Objective: Exact reproduction is required for all entries.

Input for this task:

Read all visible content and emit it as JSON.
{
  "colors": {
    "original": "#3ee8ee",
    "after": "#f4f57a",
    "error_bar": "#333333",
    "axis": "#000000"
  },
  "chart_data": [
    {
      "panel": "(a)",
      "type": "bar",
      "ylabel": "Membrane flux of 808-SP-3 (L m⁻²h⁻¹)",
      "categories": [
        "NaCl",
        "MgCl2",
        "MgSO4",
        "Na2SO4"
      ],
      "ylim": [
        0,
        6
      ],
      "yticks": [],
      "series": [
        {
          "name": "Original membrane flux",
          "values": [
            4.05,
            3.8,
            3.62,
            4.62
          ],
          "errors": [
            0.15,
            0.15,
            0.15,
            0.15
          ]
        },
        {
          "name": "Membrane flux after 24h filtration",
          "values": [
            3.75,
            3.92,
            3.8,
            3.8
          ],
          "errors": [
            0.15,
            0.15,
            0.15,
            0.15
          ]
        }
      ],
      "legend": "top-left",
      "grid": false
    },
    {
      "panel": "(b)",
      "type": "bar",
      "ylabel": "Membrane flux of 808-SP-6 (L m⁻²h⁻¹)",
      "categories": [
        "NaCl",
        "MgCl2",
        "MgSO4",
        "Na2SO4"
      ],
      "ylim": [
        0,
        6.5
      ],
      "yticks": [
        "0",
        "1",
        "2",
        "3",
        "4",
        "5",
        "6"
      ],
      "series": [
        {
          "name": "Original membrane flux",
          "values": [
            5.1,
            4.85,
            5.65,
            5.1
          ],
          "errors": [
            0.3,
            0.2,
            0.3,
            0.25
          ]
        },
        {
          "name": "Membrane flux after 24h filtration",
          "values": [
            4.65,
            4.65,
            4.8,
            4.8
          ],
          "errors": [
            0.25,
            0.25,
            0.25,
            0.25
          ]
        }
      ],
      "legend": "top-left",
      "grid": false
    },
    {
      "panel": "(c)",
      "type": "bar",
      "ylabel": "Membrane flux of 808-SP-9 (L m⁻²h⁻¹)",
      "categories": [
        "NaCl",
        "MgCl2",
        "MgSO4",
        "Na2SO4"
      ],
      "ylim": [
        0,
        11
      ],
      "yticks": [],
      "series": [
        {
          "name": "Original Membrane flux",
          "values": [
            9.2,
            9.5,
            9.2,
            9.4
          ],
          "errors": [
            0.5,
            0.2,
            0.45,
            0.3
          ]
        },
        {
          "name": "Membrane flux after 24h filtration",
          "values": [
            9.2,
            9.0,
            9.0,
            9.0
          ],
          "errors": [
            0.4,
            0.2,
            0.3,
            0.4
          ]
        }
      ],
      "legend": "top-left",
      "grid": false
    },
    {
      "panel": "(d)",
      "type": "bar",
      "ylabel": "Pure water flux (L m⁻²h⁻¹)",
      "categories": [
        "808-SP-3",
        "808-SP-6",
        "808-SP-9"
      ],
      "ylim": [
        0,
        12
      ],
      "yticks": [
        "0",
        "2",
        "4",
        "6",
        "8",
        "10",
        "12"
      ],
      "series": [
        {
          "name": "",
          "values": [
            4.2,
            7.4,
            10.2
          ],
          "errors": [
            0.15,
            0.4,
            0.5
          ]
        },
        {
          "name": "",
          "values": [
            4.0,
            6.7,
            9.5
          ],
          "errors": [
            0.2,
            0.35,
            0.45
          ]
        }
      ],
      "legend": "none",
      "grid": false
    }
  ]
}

Task output:
Read all visible content and emit it as JSON.
{
  "colors": {
    "original": "#3ee8ee",
    "after": "#f4f57a",
    "error_bar": "#333333",
    "axis": "#000000"
  },
  "chart_data": [
    {
      "panel": "(a)",
      "type": "bar",
      "ylabel": "Membrane flux of 808-SP-3 (L m⁻²h⁻¹)",
      "categories": [
        "NaCl",
        "MgCl2",
        "MgSO4",
        "Na2SO4"
      ],
      "ylim": [
        0,
        6
      ],
      "yticks": [],
      "series": [
        {
          "name": "Original membrane flux",
          "values": [
            4.05,
            3.8,
            3.62,
            4.62
          ],
          "errors": [
            0.15,
            0.15,
            0.15,
            0.15
          ]
        },
        {
          "name": "Membrane flux after 24h filtration",
          "values": [
            3.75,
            3.92,
            3.8,
            3.8
          ],
          "errors": [
            0.15,
            0.15,
            0.15,
            0.15
          ]
        }
      ],
      "legend": "top-left",
      "grid": false
    },
    {
      "panel": "(b)",
      "type": "bar",
      "ylabel": "Membrane flux of 808-SP-6 (L m⁻²h⁻¹)",
      "categories": [
        "NaCl",
        "MgCl2",
        "MgSO4",
        "Na2SO4"
      ],
      "ylim": [
        0,
        6.5
      ],
      "yticks": [
        "0",
        "1",
        "2",
        "3",
        "4",
        "5",
        "6"
      ],
      "series": [
        {
          "name": "Original membrane flux",
          "values": [
            5.1,
            4.85,
            5.65,
            5.1
          ],
          "errors": [
            0.3,
            0.2,
            0.3,
            0.25
          ]
        },
        {
          "name": "Membrane flux after 24h filtration",
          "values": [
            4.65,
            4.65,
            4.8,
            4.8
          ],
          "errors": [
            0.25,
            0.25,
            0.25,
            0.25
          ]
        }
      ],
      "legend": "top-left",
      "grid": false
    },
    {
      "panel": "(c)",
      "type": "bar",
      "ylabel": "Membrane flux of 808-SP-9 (L m⁻²h⁻¹)",
      "categories": [
        "NaCl",
        "MgCl2",
        "MgSO4",
        "Na2SO4"
      ],
      "ylim": [
        0,
        11
      ],
      "yticks": [],
      "series": [
        {
          "name": "Original Membrane flux",
          "values": [
            9.2,
            9.5,
            9.2,
            9.4
          ],
          "errors": [
            0.5,
            0.2,
            0.45,
            0.3
          ]
        },
        {
          "name": "Membrane flux after 24h filtration",
          "values": [
            9.2,
            9.0,
            9.0,
            9.0
          ],
          "errors": [
            0.4,
            0.2,
            0.3,
            0.4
          ]
        }
      ],
      "legend": "top-left",
      "grid": false
    },
    {
      "panel": "(d)",
      "type": "bar",
      "ylabel": "Pure water flux (L m⁻²h⁻¹)",
      "categories": [
        "808-SP-3",
        "808-SP-6",
        "808-SP-9"
      ],
      "ylim": [
        0,
        12
      ],
      "yticks": [
        "0",
        "2",
        "4",
        "6",
        "8",
        "10",
        "12"
      ],
      "series": [
        {
          "name": "",
          "values": [
            4.2,
            7.4,
            10.2
          ],
          "errors": [
            0.15,
            0.4,
            0.5
          ]
        },
        {
          "name": "",
          "values": [
            4.0,
            6.7,
            9.5
          ],
          "errors": [
            0.2,
            0.35,
            0.45
          ]
        }
      ],
      "legend": "none",
      "grid": false
    }
  ]
}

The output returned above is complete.